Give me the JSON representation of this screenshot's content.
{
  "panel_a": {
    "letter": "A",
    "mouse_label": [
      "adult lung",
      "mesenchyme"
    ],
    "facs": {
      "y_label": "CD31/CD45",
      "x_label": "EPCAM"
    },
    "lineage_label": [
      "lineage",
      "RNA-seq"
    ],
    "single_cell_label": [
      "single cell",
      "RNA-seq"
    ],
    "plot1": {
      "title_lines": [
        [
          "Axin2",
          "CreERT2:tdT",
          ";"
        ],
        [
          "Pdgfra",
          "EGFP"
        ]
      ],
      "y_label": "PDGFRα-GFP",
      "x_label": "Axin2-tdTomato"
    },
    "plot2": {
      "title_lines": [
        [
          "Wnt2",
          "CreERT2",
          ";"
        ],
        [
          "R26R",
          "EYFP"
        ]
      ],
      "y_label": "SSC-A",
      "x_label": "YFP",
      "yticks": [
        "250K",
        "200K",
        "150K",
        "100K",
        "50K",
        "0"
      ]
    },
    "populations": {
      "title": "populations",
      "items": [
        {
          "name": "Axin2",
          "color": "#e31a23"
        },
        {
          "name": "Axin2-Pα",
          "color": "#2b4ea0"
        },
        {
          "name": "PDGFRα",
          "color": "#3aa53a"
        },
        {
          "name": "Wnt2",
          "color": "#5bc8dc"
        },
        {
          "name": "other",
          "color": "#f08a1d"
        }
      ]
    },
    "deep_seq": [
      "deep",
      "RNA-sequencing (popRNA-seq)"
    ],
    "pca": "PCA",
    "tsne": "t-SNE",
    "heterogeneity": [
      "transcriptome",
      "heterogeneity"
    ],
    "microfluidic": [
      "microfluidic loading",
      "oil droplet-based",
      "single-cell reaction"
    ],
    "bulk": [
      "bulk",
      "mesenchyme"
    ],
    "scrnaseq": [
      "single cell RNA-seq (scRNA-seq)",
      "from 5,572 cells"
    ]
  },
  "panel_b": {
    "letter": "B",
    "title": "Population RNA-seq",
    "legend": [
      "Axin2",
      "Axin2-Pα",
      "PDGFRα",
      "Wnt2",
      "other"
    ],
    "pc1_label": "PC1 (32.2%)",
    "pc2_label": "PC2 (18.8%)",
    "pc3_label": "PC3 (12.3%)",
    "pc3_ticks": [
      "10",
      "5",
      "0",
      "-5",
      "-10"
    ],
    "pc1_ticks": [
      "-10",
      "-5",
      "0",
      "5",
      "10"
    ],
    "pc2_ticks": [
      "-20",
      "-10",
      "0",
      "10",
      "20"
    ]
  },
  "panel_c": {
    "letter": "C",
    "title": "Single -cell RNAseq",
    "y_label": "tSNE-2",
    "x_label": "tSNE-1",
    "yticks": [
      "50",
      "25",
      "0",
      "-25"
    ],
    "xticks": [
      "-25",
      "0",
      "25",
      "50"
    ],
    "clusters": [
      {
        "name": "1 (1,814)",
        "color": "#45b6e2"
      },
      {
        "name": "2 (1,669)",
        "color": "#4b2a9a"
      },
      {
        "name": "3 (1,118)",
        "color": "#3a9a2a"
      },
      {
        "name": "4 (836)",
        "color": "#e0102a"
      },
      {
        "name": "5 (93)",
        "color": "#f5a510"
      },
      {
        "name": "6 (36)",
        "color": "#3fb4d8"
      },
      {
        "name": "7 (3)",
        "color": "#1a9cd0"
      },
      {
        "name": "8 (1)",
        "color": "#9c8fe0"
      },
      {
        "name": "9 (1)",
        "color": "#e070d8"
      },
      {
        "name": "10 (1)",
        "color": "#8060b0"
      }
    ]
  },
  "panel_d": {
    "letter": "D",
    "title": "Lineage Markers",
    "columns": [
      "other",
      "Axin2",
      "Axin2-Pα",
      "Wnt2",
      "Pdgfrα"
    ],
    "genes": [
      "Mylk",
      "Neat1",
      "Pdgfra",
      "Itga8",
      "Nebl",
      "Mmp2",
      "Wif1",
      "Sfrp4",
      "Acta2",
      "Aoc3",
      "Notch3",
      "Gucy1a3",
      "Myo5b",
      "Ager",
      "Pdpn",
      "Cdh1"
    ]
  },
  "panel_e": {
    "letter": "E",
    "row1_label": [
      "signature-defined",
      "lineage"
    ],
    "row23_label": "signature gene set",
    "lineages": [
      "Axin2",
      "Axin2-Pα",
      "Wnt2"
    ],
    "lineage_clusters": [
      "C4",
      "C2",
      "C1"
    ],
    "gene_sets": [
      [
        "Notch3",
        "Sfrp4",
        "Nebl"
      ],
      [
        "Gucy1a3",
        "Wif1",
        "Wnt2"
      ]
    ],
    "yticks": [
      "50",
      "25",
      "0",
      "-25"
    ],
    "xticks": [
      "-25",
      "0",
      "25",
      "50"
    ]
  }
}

> **Exercise**
Retype the records above in full, with no differences.

> **Completed task**
Give me the JSON representation of this screenshot's content.
{
  "panel_a": {
    "letter": "A",
    "mouse_label": [
      "adult lung",
      "mesenchyme"
    ],
    "facs": {
      "y_label": "CD31/CD45",
      "x_label": "EPCAM"
    },
    "lineage_label": [
      "lineage",
      "RNA-seq"
    ],
    "single_cell_label": [
      "single cell",
      "RNA-seq"
    ],
    "plot1": {
      "title_lines": [
        [
          "Axin2",
          "CreERT2:tdT",
          ";"
        ],
        [
          "Pdgfra",
          "EGFP"
        ]
      ],
      "y_label": "PDGFRα-GFP",
      "x_label": "Axin2-tdTomato"
    },
    "plot2": {
      "title_lines": [
        [
          "Wnt2",
          "CreERT2",
          ";"
        ],
        [
          "R26R",
          "EYFP"
        ]
      ],
      "y_label": "SSC-A",
      "x_label": "YFP",
      "yticks": [
        "250K",
        "200K",
        "150K",
        "100K",
        "50K",
        "0"
      ]
    },
    "populations": {
      "title": "populations",
      "items": [
        {
          "name": "Axin2",
          "color": "#e31a23"
        },
        {
          "name": "Axin2-Pα",
          "color": "#2b4ea0"
        },
        {
          "name": "PDGFRα",
          "color": "#3aa53a"
        },
        {
          "name": "Wnt2",
          "color": "#5bc8dc"
        },
        {
          "name": "other",
          "color": "#f08a1d"
        }
      ]
    },
    "deep_seq": [
      "deep",
      "RNA-sequencing (popRNA-seq)"
    ],
    "pca": "PCA",
    "tsne": "t-SNE",
    "heterogeneity": [
      "transcriptome",
      "heterogeneity"
    ],
    "microfluidic": [
      "microfluidic loading",
      "oil droplet-based",
      "single-cell reaction"
    ],
    "bulk": [
      "bulk",
      "mesenchyme"
    ],
    "scrnaseq": [
      "single cell RNA-seq (scRNA-seq)",
      "from 5,572 cells"
    ]
  },
  "panel_b": {
    "letter": "B",
    "title": "Population RNA-seq",
    "legend": [
      "Axin2",
      "Axin2-Pα",
      "PDGFRα",
      "Wnt2",
      "other"
    ],
    "pc1_label": "PC1 (32.2%)",
    "pc2_label": "PC2 (18.8%)",
    "pc3_label": "PC3 (12.3%)",
    "pc3_ticks": [
      "10",
      "5",
      "0",
      "-5",
      "-10"
    ],
    "pc1_ticks": [
      "-10",
      "-5",
      "0",
      "5",
      "10"
    ],
    "pc2_ticks": [
      "-20",
      "-10",
      "0",
      "10",
      "20"
    ]
  },
  "panel_c": {
    "letter": "C",
    "title": "Single -cell RNAseq",
    "y_label": "tSNE-2",
    "x_label": "tSNE-1",
    "yticks": [
      "50",
      "25",
      "0",
      "-25"
    ],
    "xticks": [
      "-25",
      "0",
      "25",
      "50"
    ],
    "clusters": [
      {
        "name": "1 (1,814)",
        "color": "#45b6e2"
      },
      {
        "name": "2 (1,669)",
        "color": "#4b2a9a"
      },
      {
        "name": "3 (1,118)",
        "color": "#3a9a2a"
      },
      {
        "name": "4 (836)",
        "color": "#e0102a"
      },
      {
        "name": "5 (93)",
        "color": "#f5a510"
      },
      {
        "name": "6 (36)",
        "color": "#3fb4d8"
      },
      {
        "name": "7 (3)",
        "color": "#1a9cd0"
      },
      {
        "name": "8 (1)",
        "color": "#9c8fe0"
      },
      {
        "name": "9 (1)",
        "color": "#e070d8"
      },
      {
        "name": "10 (1)",
        "color": "#8060b0"
      }
    ]
  },
  "panel_d": {
    "letter": "D",
    "title": "Lineage Markers",
    "columns": [
      "other",
      "Axin2",
      "Axin2-Pα",
      "Wnt2",
      "Pdgfrα"
    ],
    "genes": [
      "Mylk",
      "Neat1",
      "Pdgfra",
      "Itga8",
      "Nebl",
      "Mmp2",
      "Wif1",
      "Sfrp4",
      "Acta2",
      "Aoc3",
      "Notch3",
      "Gucy1a3",
      "Myo5b",
      "Ager",
      "Pdpn",
      "Cdh1"
    ]
  },
  "panel_e": {
    "letter": "E",
    "row1_label": [
      "signature-defined",
      "lineage"
    ],
    "row23_label": "signature gene set",
    "lineages": [
      "Axin2",
      "Axin2-Pα",
      "Wnt2"
    ],
    "lineage_clusters": [
      "C4",
      "C2",
      "C1"
    ],
    "gene_sets": [
      [
        "Notch3",
        "Sfrp4",
        "Nebl"
      ],
      [
        "Gucy1a3",
        "Wif1",
        "Wnt2"
      ]
    ],
    "yticks": [
      "50",
      "25",
      "0",
      "-25"
    ],
    "xticks": [
      "-25",
      "0",
      "25",
      "50"
    ]
  }
}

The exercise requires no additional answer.